**WHAT IS BEING ASKED**: Only the pictures are omitted; repeat all other data exactly.

**Saved entries**:
— Start —

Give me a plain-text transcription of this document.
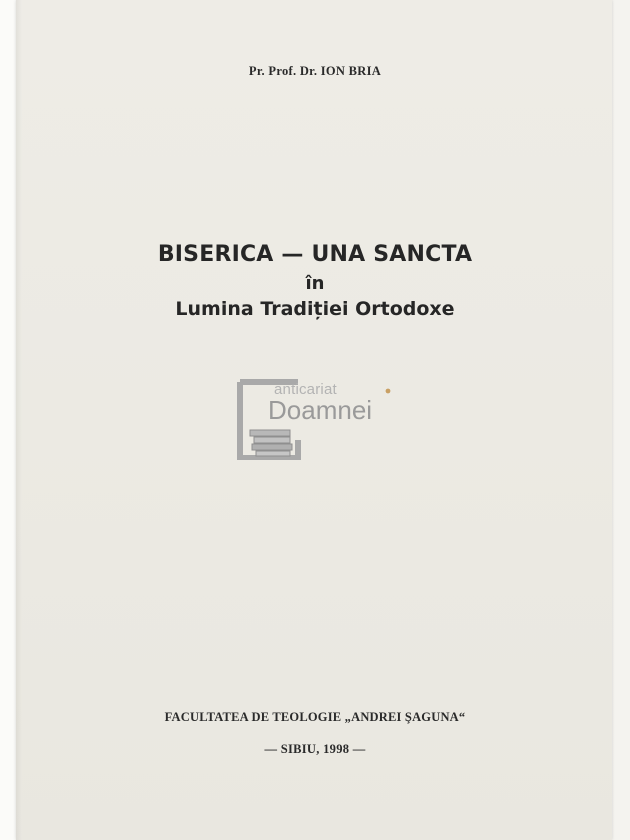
Pr. Prof. Dr. ION BRIA
BISERICA — UNA SANCTA
în
Lumina Tradiției Ortodoxe
anticariat
Doamnei
FACULTATEA DE TEOLOGIE „ANDREI ŞAGUNA“
— SIBIU, 1998 —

— End —

**RESPONSE TO THIS TASK**:
Give me a plain-text transcription of this document.
Pr. Prof. Dr. ION BRIA
BISERICA — UNA SANCTA
în
Lumina Tradiției Ortodoxe
anticariat
Doamnei
FACULTATEA DE TEOLOGIE „ANDREI ŞAGUNA“
— SIBIU, 1998 —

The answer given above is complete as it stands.